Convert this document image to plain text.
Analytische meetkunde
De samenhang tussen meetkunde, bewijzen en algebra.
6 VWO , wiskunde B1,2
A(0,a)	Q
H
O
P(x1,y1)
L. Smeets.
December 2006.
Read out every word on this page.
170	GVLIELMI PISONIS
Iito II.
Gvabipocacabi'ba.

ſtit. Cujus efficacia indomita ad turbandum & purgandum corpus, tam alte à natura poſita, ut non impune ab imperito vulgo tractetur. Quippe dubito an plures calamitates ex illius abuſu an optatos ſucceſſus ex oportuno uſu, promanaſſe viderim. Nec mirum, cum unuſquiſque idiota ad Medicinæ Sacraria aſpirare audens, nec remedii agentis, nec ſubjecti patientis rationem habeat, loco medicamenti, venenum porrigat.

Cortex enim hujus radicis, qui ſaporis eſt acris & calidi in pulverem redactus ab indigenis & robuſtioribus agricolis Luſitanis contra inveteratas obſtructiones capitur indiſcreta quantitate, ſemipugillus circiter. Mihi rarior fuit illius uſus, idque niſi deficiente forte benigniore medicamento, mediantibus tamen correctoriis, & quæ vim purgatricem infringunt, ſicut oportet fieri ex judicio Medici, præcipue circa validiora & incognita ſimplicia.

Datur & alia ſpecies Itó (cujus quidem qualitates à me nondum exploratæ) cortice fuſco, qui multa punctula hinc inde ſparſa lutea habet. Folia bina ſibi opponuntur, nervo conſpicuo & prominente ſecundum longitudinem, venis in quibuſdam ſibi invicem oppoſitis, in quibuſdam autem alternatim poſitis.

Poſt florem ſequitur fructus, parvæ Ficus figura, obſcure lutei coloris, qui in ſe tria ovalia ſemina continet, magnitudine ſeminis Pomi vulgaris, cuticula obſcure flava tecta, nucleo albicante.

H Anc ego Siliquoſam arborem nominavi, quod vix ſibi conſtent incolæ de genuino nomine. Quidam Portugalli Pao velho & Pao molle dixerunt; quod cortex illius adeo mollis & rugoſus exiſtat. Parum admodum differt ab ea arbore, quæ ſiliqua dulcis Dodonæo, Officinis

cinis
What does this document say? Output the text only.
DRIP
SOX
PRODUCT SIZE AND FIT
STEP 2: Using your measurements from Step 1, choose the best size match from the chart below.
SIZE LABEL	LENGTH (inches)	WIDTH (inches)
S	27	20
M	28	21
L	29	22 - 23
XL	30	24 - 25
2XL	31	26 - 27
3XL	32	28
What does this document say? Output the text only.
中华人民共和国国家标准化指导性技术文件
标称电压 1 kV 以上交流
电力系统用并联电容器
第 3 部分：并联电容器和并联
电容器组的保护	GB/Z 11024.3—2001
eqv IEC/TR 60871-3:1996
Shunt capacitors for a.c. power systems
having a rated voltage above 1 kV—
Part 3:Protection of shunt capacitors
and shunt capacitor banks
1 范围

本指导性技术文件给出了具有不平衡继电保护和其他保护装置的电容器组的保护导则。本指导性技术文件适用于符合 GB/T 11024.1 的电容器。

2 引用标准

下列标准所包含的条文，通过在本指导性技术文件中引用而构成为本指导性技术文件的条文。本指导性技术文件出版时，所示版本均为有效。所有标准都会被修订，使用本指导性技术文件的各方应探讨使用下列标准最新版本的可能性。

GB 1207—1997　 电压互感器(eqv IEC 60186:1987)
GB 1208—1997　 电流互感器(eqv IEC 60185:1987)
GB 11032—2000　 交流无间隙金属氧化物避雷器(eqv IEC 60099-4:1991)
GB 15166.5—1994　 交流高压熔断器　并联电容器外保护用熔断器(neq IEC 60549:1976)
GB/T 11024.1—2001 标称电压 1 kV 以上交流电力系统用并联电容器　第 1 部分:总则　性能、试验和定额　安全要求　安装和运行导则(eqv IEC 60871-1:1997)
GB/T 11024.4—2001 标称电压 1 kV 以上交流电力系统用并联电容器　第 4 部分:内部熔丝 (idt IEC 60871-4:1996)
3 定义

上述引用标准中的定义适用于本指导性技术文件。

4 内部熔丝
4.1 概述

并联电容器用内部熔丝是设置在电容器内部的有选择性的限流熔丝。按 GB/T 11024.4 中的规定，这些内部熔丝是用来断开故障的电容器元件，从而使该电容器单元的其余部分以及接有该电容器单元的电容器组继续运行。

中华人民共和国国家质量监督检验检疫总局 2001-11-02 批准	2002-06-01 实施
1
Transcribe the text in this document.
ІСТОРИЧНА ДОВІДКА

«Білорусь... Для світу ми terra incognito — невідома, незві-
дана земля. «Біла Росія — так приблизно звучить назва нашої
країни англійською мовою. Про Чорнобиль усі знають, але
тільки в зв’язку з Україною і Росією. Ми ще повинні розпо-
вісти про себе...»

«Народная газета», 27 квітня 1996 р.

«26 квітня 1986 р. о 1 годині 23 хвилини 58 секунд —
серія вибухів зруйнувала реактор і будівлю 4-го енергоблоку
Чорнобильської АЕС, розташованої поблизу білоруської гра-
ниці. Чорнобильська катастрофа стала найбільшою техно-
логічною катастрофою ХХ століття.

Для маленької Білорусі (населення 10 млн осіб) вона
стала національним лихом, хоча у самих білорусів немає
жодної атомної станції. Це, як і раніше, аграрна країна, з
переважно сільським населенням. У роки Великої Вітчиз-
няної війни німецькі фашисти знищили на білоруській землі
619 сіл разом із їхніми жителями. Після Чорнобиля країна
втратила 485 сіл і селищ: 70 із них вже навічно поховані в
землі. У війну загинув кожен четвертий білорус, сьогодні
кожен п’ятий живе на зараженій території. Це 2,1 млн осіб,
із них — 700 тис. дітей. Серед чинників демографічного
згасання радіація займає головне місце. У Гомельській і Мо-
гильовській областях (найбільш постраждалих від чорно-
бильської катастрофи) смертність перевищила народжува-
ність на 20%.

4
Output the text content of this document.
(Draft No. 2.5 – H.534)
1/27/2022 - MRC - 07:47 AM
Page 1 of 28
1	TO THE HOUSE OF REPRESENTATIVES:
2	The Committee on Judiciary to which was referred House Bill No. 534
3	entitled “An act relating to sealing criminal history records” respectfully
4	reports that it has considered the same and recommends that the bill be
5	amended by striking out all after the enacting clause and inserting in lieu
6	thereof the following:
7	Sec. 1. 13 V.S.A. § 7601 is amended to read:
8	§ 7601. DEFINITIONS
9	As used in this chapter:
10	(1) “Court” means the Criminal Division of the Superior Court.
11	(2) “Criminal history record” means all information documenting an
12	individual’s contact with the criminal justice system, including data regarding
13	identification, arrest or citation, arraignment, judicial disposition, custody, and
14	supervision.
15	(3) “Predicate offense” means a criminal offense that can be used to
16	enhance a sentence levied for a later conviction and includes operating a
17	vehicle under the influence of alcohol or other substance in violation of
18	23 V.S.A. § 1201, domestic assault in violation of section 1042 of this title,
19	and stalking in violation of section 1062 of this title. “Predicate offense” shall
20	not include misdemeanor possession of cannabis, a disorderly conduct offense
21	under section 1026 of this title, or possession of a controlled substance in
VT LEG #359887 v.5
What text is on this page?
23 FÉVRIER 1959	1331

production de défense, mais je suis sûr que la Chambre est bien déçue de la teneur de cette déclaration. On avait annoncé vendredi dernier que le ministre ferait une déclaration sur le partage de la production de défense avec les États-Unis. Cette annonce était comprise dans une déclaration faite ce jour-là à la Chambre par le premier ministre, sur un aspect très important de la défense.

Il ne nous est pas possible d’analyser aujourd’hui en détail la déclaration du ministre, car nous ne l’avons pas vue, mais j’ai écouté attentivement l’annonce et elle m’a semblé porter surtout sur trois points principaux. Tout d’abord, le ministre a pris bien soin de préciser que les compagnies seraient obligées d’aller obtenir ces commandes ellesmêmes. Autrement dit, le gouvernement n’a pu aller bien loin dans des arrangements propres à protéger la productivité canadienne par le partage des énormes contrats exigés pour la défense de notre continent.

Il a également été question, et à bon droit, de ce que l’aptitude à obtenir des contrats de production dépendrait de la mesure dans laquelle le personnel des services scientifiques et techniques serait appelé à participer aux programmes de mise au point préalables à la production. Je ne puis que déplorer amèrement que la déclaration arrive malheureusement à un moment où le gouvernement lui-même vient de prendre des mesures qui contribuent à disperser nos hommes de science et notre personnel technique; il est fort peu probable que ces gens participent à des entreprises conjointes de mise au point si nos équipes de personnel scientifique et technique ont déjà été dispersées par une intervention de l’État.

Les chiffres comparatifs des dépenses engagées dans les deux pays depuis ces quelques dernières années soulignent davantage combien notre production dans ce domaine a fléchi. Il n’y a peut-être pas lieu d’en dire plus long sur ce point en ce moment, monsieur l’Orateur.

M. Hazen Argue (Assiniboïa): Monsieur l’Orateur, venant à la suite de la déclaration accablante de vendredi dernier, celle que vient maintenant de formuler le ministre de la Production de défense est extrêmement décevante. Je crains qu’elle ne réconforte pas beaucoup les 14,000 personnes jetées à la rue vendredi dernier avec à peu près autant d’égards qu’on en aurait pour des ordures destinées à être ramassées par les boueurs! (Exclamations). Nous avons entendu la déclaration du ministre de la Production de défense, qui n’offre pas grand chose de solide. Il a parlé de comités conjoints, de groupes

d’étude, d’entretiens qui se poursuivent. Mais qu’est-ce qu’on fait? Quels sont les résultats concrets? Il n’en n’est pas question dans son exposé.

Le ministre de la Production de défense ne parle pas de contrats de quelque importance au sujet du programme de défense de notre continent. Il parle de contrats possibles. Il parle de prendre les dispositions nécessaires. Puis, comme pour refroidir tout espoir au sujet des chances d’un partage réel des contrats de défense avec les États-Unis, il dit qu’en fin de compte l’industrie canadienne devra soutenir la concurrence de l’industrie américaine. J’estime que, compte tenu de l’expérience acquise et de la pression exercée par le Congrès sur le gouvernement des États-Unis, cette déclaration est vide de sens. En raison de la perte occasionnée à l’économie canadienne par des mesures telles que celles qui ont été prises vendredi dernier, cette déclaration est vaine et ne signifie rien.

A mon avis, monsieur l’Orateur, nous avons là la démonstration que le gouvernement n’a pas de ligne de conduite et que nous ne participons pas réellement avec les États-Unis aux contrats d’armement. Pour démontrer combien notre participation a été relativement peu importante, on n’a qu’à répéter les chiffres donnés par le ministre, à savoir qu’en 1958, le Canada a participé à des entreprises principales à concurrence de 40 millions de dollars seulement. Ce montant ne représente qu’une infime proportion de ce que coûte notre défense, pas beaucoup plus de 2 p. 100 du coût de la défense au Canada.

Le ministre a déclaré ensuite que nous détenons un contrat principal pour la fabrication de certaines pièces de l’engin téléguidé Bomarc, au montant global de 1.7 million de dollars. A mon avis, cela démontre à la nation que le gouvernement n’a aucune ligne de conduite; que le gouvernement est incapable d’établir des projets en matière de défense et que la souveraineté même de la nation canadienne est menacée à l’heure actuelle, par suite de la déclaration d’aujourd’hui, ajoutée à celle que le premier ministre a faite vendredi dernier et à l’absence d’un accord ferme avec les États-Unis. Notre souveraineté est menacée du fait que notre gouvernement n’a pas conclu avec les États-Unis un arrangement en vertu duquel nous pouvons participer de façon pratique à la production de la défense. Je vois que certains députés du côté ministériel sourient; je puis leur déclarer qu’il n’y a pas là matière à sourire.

_BRIEF_. From the data above, work out how many lines hold "Predicate". Answer with the number alone.

_OUTPUT FOR THIS TASK_. 2